Records that describe figures:
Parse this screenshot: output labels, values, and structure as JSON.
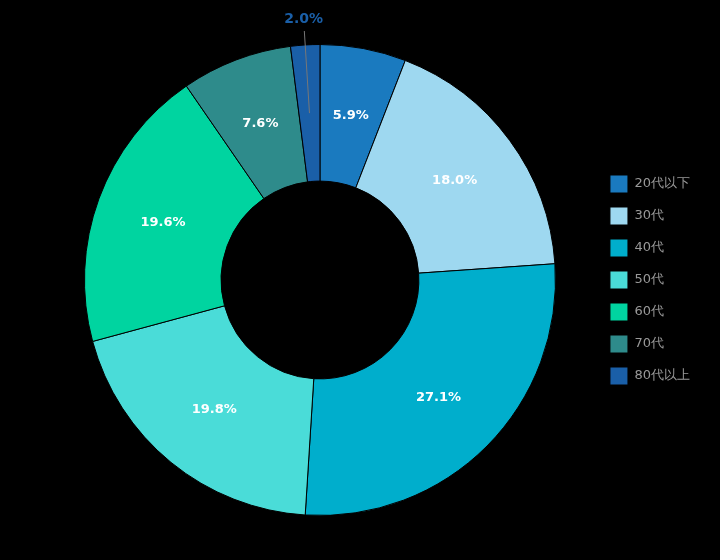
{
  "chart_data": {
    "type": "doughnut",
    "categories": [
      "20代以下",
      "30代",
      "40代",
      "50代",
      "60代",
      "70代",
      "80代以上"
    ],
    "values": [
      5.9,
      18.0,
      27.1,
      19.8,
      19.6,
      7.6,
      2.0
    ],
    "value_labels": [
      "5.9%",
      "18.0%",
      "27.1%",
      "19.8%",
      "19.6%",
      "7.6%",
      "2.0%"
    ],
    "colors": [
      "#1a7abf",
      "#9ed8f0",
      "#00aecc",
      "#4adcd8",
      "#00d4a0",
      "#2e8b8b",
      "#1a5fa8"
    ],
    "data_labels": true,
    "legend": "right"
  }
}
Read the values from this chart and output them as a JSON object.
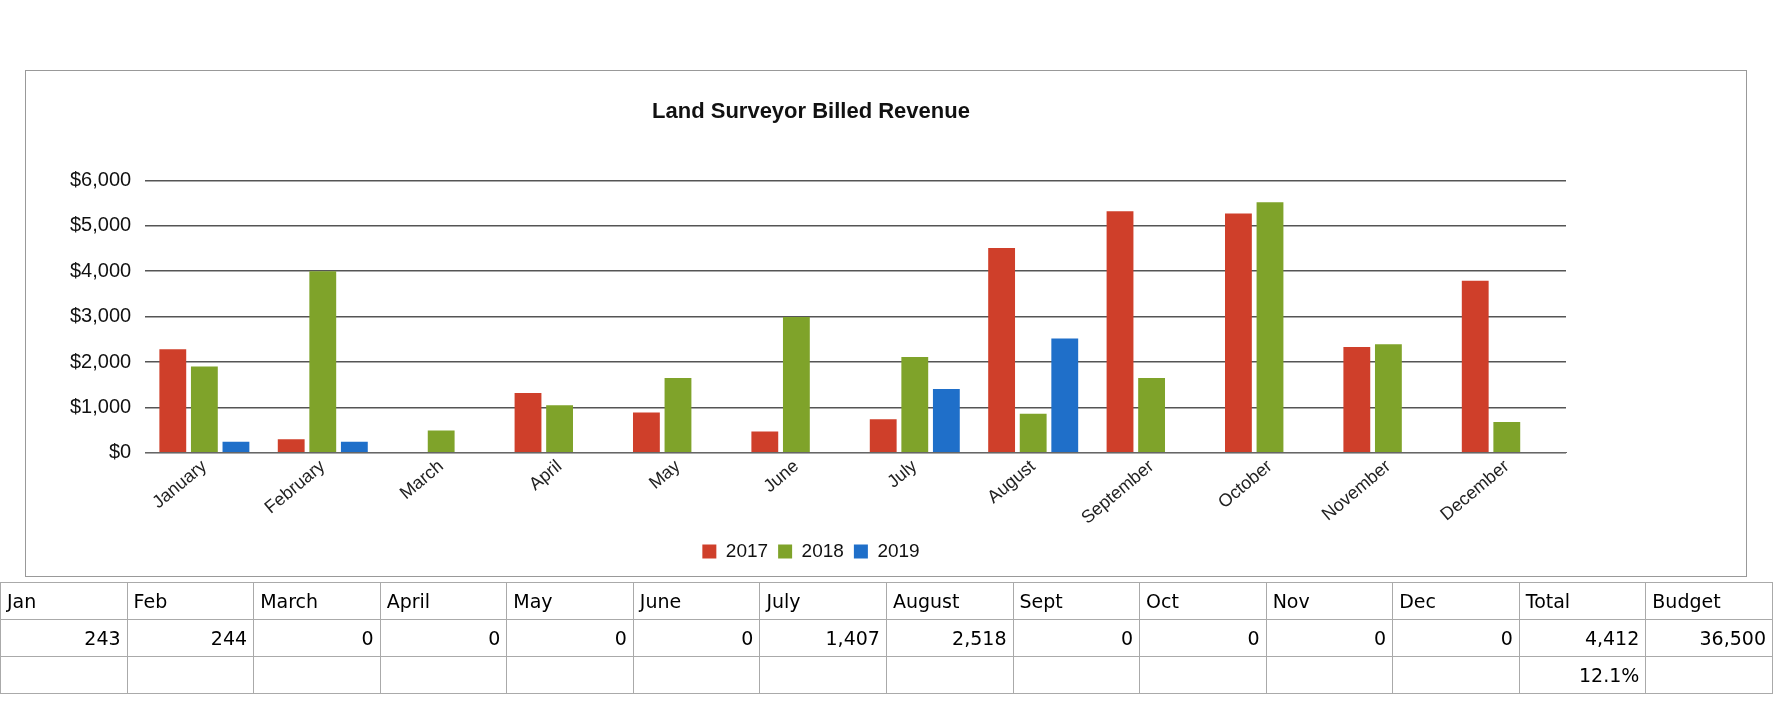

* * *

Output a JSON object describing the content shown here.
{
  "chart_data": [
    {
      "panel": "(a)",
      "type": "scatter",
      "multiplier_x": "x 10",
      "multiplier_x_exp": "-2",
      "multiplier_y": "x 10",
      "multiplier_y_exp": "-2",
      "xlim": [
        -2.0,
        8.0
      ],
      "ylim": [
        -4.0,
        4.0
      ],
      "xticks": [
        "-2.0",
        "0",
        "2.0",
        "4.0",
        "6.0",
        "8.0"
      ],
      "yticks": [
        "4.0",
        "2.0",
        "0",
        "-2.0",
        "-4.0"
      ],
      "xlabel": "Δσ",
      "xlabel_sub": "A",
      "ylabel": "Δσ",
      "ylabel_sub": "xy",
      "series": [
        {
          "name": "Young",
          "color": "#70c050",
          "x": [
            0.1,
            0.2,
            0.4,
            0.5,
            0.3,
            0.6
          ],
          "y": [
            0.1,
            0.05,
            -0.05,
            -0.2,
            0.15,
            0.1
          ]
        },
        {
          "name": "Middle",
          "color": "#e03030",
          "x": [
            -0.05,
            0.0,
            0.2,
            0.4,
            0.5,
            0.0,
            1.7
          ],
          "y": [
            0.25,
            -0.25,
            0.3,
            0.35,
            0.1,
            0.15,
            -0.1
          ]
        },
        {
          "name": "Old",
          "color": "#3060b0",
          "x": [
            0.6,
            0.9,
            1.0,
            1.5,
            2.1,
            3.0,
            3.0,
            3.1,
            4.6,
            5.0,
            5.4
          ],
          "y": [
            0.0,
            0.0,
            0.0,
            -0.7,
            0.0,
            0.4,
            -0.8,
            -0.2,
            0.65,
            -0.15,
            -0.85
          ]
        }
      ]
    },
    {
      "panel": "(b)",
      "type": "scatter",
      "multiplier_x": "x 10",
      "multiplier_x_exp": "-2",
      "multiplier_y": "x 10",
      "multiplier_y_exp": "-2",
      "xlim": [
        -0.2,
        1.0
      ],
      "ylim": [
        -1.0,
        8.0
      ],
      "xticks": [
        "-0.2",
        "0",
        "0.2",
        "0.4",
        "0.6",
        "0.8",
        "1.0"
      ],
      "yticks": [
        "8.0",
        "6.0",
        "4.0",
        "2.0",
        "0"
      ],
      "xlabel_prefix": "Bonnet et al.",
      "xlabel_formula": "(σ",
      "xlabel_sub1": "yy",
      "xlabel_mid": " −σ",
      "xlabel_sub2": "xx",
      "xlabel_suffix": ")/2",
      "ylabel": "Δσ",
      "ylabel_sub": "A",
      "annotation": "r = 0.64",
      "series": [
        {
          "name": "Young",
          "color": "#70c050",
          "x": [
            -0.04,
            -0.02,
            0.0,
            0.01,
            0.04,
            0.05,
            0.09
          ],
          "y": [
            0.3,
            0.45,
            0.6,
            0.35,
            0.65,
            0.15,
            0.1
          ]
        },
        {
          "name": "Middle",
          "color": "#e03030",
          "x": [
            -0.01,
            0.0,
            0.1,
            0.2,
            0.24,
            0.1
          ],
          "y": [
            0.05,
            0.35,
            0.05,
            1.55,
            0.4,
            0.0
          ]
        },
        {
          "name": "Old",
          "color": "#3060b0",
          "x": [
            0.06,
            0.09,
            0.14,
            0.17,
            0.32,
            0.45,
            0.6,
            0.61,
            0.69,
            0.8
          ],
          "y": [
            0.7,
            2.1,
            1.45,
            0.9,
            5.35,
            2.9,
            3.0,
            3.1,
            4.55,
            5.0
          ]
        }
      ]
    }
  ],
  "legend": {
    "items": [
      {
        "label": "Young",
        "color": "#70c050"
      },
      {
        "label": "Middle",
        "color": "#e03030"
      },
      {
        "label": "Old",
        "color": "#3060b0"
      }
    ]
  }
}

*Exercise task*. Above are records with pictures. Reproduce exactly only the lines from the line with "Parse this screenshot: output" through the line with "Read the values", both ends included, and leave the pictures out.

*Reply*.
Parse this screenshot: output labels, values, and structure as JSON.
{
  "chart_data": {
    "type": "doughnut",
    "categories": [
      "20代以下",
      "30代",
      "40代",
      "50代",
      "60代",
      "70代",
      "80代以上"
    ],
    "values": [
      5.9,
      18.0,
      27.1,
      19.8,
      19.6,
      7.6,
      2.0
    ],
    "value_labels": [
      "5.9%",
      "18.0%",
      "27.1%",
      "19.8%",
      "19.6%",
      "7.6%",
      "2.0%"
    ],
    "colors": [
      "#1a7abf",
      "#9ed8f0",
      "#00aecc",
      "#4adcd8",
      "#00d4a0",
      "#2e8b8b",
      "#1a5fa8"
    ],
    "data_labels": true,
    "legend": "right"
  }
}
Read the values from this chart and output them as a JSON object.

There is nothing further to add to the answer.